┌────────
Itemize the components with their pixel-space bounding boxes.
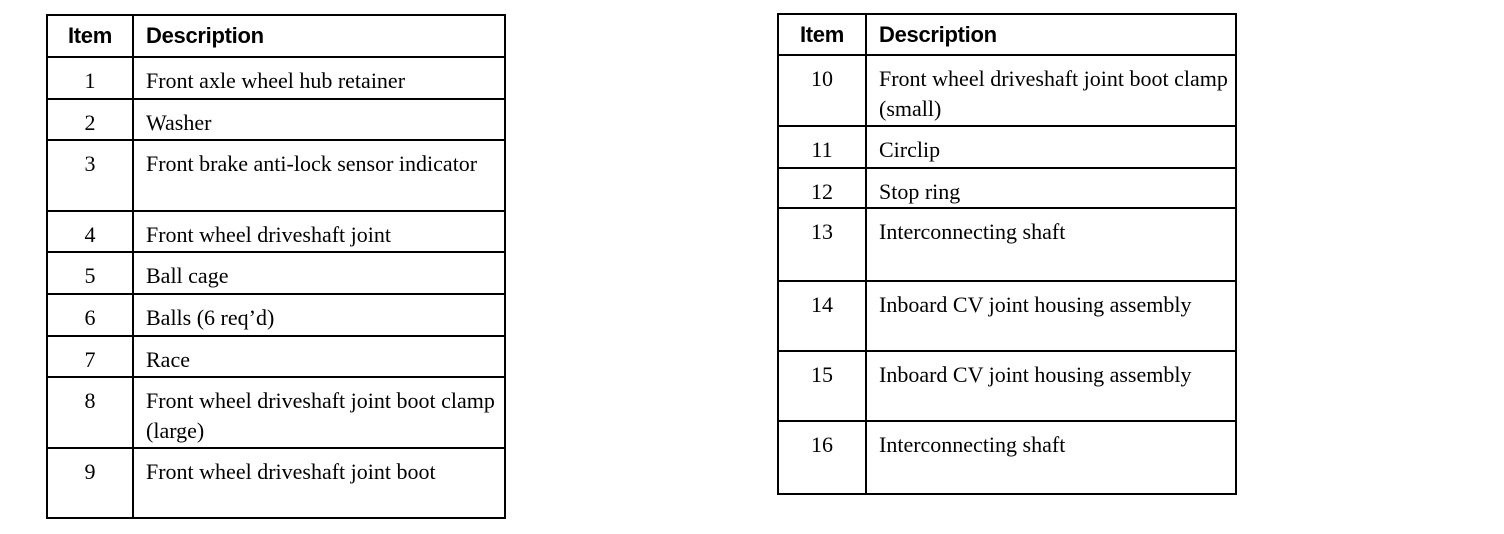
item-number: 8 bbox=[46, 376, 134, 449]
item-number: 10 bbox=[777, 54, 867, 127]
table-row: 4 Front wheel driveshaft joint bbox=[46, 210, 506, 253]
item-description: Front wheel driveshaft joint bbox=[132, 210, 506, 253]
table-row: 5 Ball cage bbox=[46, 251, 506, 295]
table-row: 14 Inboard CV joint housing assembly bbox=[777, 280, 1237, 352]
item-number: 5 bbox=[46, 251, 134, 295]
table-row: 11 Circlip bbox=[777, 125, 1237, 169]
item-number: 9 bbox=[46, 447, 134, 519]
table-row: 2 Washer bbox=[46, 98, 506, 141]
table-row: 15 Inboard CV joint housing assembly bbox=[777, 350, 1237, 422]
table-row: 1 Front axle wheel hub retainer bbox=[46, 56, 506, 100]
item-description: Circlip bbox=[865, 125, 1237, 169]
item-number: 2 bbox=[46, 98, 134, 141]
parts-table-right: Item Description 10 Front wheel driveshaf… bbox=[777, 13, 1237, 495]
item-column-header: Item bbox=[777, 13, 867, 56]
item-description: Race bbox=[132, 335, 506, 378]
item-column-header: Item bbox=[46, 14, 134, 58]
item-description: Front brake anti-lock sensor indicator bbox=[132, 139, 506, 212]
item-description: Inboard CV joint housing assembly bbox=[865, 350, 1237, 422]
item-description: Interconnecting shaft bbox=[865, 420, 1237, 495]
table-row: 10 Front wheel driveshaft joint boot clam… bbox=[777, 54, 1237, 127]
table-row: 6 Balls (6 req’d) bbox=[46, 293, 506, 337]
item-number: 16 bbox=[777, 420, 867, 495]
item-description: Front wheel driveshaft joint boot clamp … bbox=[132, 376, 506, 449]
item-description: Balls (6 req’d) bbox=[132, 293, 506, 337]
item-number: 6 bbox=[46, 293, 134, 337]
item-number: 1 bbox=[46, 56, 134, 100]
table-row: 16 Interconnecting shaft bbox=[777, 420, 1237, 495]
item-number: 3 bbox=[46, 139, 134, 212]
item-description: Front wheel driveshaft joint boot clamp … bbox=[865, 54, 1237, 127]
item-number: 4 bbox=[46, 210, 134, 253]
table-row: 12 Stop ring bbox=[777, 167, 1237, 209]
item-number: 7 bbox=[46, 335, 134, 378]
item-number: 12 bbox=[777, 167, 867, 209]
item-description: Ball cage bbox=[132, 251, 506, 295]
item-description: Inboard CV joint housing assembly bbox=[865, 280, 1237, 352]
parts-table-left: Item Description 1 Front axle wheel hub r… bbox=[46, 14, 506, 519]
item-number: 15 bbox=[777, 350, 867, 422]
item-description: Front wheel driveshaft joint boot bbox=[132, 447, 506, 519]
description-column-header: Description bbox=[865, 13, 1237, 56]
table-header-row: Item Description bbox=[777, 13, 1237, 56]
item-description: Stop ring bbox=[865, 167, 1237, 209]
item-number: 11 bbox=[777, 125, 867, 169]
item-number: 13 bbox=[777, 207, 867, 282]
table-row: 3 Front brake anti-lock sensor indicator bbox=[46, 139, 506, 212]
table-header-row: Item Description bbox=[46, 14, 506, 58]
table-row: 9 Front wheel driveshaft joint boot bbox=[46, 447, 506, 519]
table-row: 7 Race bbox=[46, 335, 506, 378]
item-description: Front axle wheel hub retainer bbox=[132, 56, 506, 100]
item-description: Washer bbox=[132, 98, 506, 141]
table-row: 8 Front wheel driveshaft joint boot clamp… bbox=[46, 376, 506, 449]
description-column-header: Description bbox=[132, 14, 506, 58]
└────────
INSTRUCTION: Convert each line of the records above into a JSON list of strings, one string per line, skipping blank lines. Leave the pictures out of the answer.

OUTPUT OF THE EXERCISE:
[
  "Itemize the components with their pixel-space bounding boxes.",
  "item-number: 8 bbox=[46, 376, 134, 449]",
  "item-number: 10 bbox=[777, 54, 867, 127]",
  "table-row: 4 Front wheel driveshaft joint bbox=[46, 210, 506, 253]",
  "item-description: Front wheel driveshaft joint bbox=[132, 210, 506, 253]",
  "table-row: 5 Ball cage bbox=[46, 251, 506, 295]",
  "table-row: 14 Inboard CV joint housing assembly bbox=[777, 280, 1237, 352]",
  "item-number: 5 bbox=[46, 251, 134, 295]",
  "table-row: 11 Circlip bbox=[777, 125, 1237, 169]",
  "item-number: 9 bbox=[46, 447, 134, 519]",
  "table-row: 2 Washer bbox=[46, 98, 506, 141]",
  "table-row: 15 Inboard CV joint housing assembly bbox=[777, 350, 1237, 422]",
  "table-row: 1 Front axle wheel hub retainer bbox=[46, 56, 506, 100]",
  "item-description: Circlip bbox=[865, 125, 1237, 169]",
  "item-number: 2 bbox=[46, 98, 134, 141]",
  "parts-table-right: Item Description 10 Front wheel driveshaf… bbox=[777, 13, 1237, 495]",
  "item-column-header: Item bbox=[777, 13, 867, 56]",
  "item-description: Race bbox=[132, 335, 506, 378]",
  "item-column-header: Item bbox=[46, 14, 134, 58]",
  "item-description: Front brake anti-lock sensor indicator bbox=[132, 139, 506, 212]",
  "item-description: Inboard CV joint housing assembly bbox=[865, 350, 1237, 422]",
  "item-description: Interconnecting shaft bbox=[865, 420, 1237, 495]",
  "table-row: 10 Front wheel driveshaft joint boot clam… bbox=[777, 54, 1237, 127]",
  "table-row: 6 Balls (6 req’d) bbox=[46, 293, 506, 337]",
  "item-number: 16 bbox=[777, 420, 867, 495]",
  "item-description: Front wheel driveshaft joint boot clamp … bbox=[132, 376, 506, 449]",
  "item-description: Balls (6 req’d) bbox=[132, 293, 506, 337]",
  "item-number: 6 bbox=[46, 293, 134, 337]",
  "item-number: 1 bbox=[46, 56, 134, 100]",
  "table-row: 16 Interconnecting shaft bbox=[777, 420, 1237, 495]",
  "item-number: 3 bbox=[46, 139, 134, 212]",
  "item-description: Front wheel driveshaft joint boot clamp … bbox=[865, 54, 1237, 127]",
  "item-number: 4 bbox=[46, 210, 134, 253]",
  "table-row: 12 Stop ring bbox=[777, 167, 1237, 209]",
  "item-number: 7 bbox=[46, 335, 134, 378]",
  "item-number: 12 bbox=[777, 167, 867, 209]",
  "item-description: Ball cage bbox=[132, 251, 506, 295]",
  "item-description: Inboard CV joint housing assembly bbox=[865, 280, 1237, 352]",
  "parts-table-left: Item Description 1 Front axle wheel hub r… bbox=[46, 14, 506, 519]",
  "item-number: 15 bbox=[777, 350, 867, 422]",
  "item-description: Front wheel driveshaft joint boot bbox=[132, 447, 506, 519]",
  "description-column-header: Description bbox=[865, 13, 1237, 56]",
  "table-header-row: Item Description bbox=[777, 13, 1237, 56]",
  "item-description: Stop ring bbox=[865, 167, 1237, 209]",
  "item-number: 11 bbox=[777, 125, 867, 169]",
  "item-number: 13 bbox=[777, 207, 867, 282]",
  "table-row: 3 Front brake anti-lock sensor indicator bbox=[46, 139, 506, 212]",
  "table-header-row: Item Description bbox=[46, 14, 506, 58]",
  "table-row: 9 Front wheel driveshaft joint boot bbox=[46, 447, 506, 519]",
  "table-row: 7 Race bbox=[46, 335, 506, 378]",
  "item-description: Front axle wheel hub retainer bbox=[132, 56, 506, 100]",
  "item-description: Washer bbox=[132, 98, 506, 141]",
  "table-row: 8 Front wheel driveshaft joint boot clamp… bbox=[46, 376, 506, 449]",
  "description-column-header: Description bbox=[132, 14, 506, 58]"
]